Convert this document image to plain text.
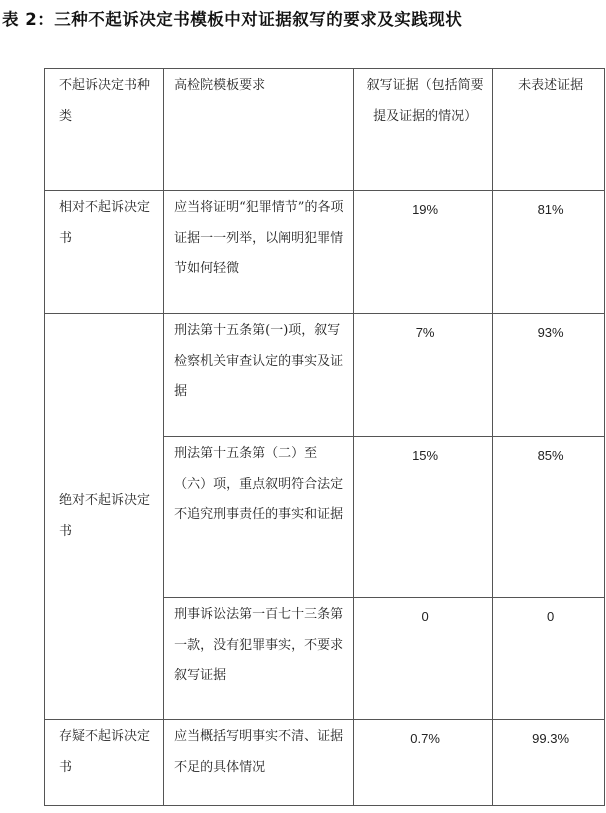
表 2：三种不起诉决定书模板中对证据叙写的要求及实践现状
不起诉决定书种类	高检院模板要求	叙写证据（包括简要提及证据的情况）	未表述证据
相对不起诉决定书	应当将证明“犯罪情节”的各项证据一一列举，以阐明犯罪情节如何轻微	19%	81%
绝对不起诉决定书	刑法第十五条第(一)项，叙写检察机关审查认定的事实及证据	7%	93%
	刑法第十五条第（二）至（六）项，重点叙明符合法定不追究刑事责任的事实和证据	15%	85%
	刑事诉讼法第一百七十三条第一款，没有犯罪事实，不要求叙写证据	0	0
存疑不起诉决定书	应当概括写明事实不清、证据不足的具体情况	0.7%	99.3%
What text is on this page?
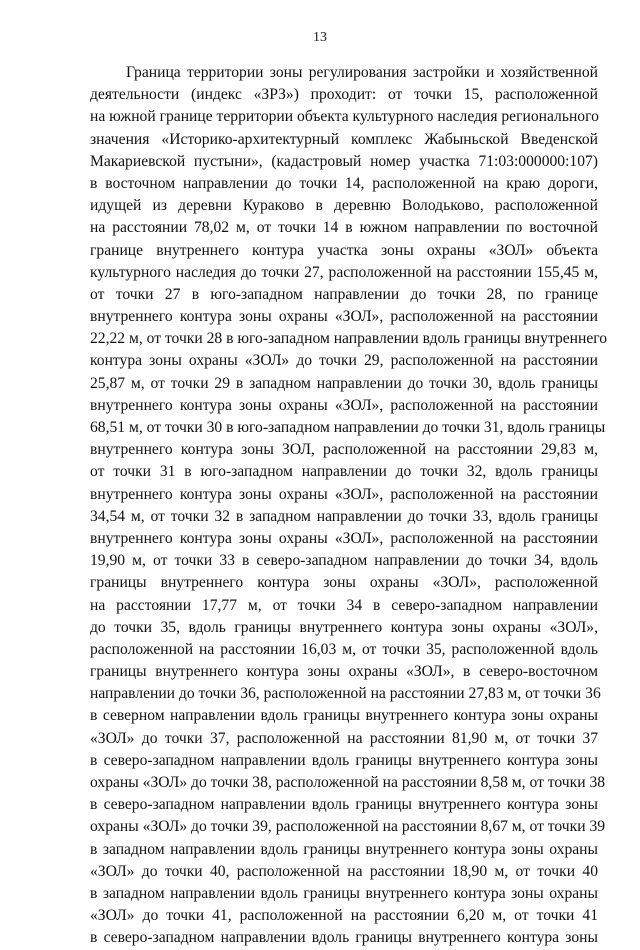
13
Граница территории зоны регулирования застройки и хозяйственной
деятельности (индекс «ЗРЗ») проходит: от точки 15, расположенной
на южной границе территории объекта культурного наследия регионального
значения «Историко-архитектурный комплекс Жабыньской Введенской
Макариевской пустыни», (кадастровый номер участка 71:03:000000:107)
в восточном направлении до точки 14, расположенной на краю дороги,
идущей из деревни Кураково в деревню Володьково, расположенной
на расстоянии 78,02 м, от точки 14 в южном направлении по восточной
границе внутреннего контура участка зоны охраны «ЗОЛ» объекта
культурного наследия до точки 27, расположенной на расстоянии 155,45 м,
от точки 27 в юго-западном направлении до точки 28, по границе
внутреннего контура зоны охраны «ЗОЛ», расположенной на расстоянии
22,22 м, от точки 28 в юго-западном направлении вдоль границы внутреннего
контура зоны охраны «ЗОЛ» до точки 29, расположенной на расстоянии
25,87 м, от точки 29 в западном направлении до точки 30, вдоль границы
внутреннего контура зоны охраны «ЗОЛ», расположенной на расстоянии
68,51 м, от точки 30 в юго-западном направлении до точки 31, вдоль границы
внутреннего контура зоны ЗОЛ, расположенной на расстоянии 29,83 м,
от точки 31 в юго-западном направлении до точки 32, вдоль границы
внутреннего контура зоны охраны «ЗОЛ», расположенной на расстоянии
34,54 м, от точки 32 в западном направлении до точки 33, вдоль границы
внутреннего контура зоны охраны «ЗОЛ», расположенной на расстоянии
19,90 м, от точки 33 в северо-западном направлении до точки 34, вдоль
границы внутреннего контура зоны охраны «ЗОЛ», расположенной
на расстоянии 17,77 м, от точки 34 в северо-западном направлении
до точки 35, вдоль границы внутреннего контура зоны охраны «ЗОЛ»,
расположенной на расстоянии 16,03 м, от точки 35, расположенной вдоль
границы внутреннего контура зоны охраны «ЗОЛ», в северо-восточном
направлении до точки 36, расположенной на расстоянии 27,83 м, от точки 36
в северном направлении вдоль границы внутреннего контура зоны охраны
«ЗОЛ» до точки 37, расположенной на расстоянии 81,90 м, от точки 37
в северо-западном направлении вдоль границы внутреннего контура зоны
охраны «ЗОЛ» до точки 38, расположенной на расстоянии 8,58 м, от точки 38
в северо-западном направлении вдоль границы внутреннего контура зоны
охраны «ЗОЛ» до точки 39, расположенной на расстоянии 8,67 м, от точки 39
в западном направлении вдоль границы внутреннего контура зоны охраны
«ЗОЛ» до точки 40, расположенной на расстоянии 18,90 м, от точки 40
в западном направлении вдоль границы внутреннего контура зоны охраны
«ЗОЛ» до точки 41, расположенной на расстоянии 6,20 м, от точки 41
в северо-западном направлении вдоль границы внутреннего контура зоны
++++++++++
## TASK PROMPT:
Copy the listing over exactly, skipping the pictures it holds.

## CORRECT ANSWER:
Convert this document image to plain text.
表 2：三种不起诉决定书模板中对证据叙写的要求及实践现状
不起诉决定书种类	高检院模板要求	叙写证据（包括简要提及证据的情况）	未表述证据
相对不起诉决定书	应当将证明“犯罪情节”的各项证据一一列举，以阐明犯罪情节如何轻微	19%	81%
绝对不起诉决定书	刑法第十五条第(一)项，叙写检察机关审查认定的事实及证据	7%	93%
	刑法第十五条第（二）至（六）项，重点叙明符合法定不追究刑事责任的事实和证据	15%	85%
	刑事诉讼法第一百七十三条第一款，没有犯罪事实，不要求叙写证据	0	0
存疑不起诉决定书	应当概括写明事实不清、证据不足的具体情况	0.7%	99.3%
What text is on this page?
13
Граница территории зоны регулирования застройки и хозяйственной
деятельности (индекс «ЗРЗ») проходит: от точки 15, расположенной
на южной границе территории объекта культурного наследия регионального
значения «Историко-архитектурный комплекс Жабыньской Введенской
Макариевской пустыни», (кадастровый номер участка 71:03:000000:107)
в восточном направлении до точки 14, расположенной на краю дороги,
идущей из деревни Кураково в деревню Володьково, расположенной
на расстоянии 78,02 м, от точки 14 в южном направлении по восточной
границе внутреннего контура участка зоны охраны «ЗОЛ» объекта
культурного наследия до точки 27, расположенной на расстоянии 155,45 м,
от точки 27 в юго-западном направлении до точки 28, по границе
внутреннего контура зоны охраны «ЗОЛ», расположенной на расстоянии
22,22 м, от точки 28 в юго-западном направлении вдоль границы внутреннего
контура зоны охраны «ЗОЛ» до точки 29, расположенной на расстоянии
25,87 м, от точки 29 в западном направлении до точки 30, вдоль границы
внутреннего контура зоны охраны «ЗОЛ», расположенной на расстоянии
68,51 м, от точки 30 в юго-западном направлении до точки 31, вдоль границы
внутреннего контура зоны ЗОЛ, расположенной на расстоянии 29,83 м,
от точки 31 в юго-западном направлении до точки 32, вдоль границы
внутреннего контура зоны охраны «ЗОЛ», расположенной на расстоянии
34,54 м, от точки 32 в западном направлении до точки 33, вдоль границы
внутреннего контура зоны охраны «ЗОЛ», расположенной на расстоянии
19,90 м, от точки 33 в северо-западном направлении до точки 34, вдоль
границы внутреннего контура зоны охраны «ЗОЛ», расположенной
на расстоянии 17,77 м, от точки 34 в северо-западном направлении
до точки 35, вдоль границы внутреннего контура зоны охраны «ЗОЛ»,
расположенной на расстоянии 16,03 м, от точки 35, расположенной вдоль
границы внутреннего контура зоны охраны «ЗОЛ», в северо-восточном
направлении до точки 36, расположенной на расстоянии 27,83 м, от точки 36
в северном направлении вдоль границы внутреннего контура зоны охраны
«ЗОЛ» до точки 37, расположенной на расстоянии 81,90 м, от точки 37
в северо-западном направлении вдоль границы внутреннего контура зоны
охраны «ЗОЛ» до точки 38, расположенной на расстоянии 8,58 м, от точки 38
в северо-западном направлении вдоль границы внутреннего контура зоны
охраны «ЗОЛ» до точки 39, расположенной на расстоянии 8,67 м, от точки 39
в западном направлении вдоль границы внутреннего контура зоны охраны
«ЗОЛ» до точки 40, расположенной на расстоянии 18,90 м, от точки 40
в западном направлении вдоль границы внутреннего контура зоны охраны
«ЗОЛ» до точки 41, расположенной на расстоянии 6,20 м, от точки 41
в северо-западном направлении вдоль границы внутреннего контура зоны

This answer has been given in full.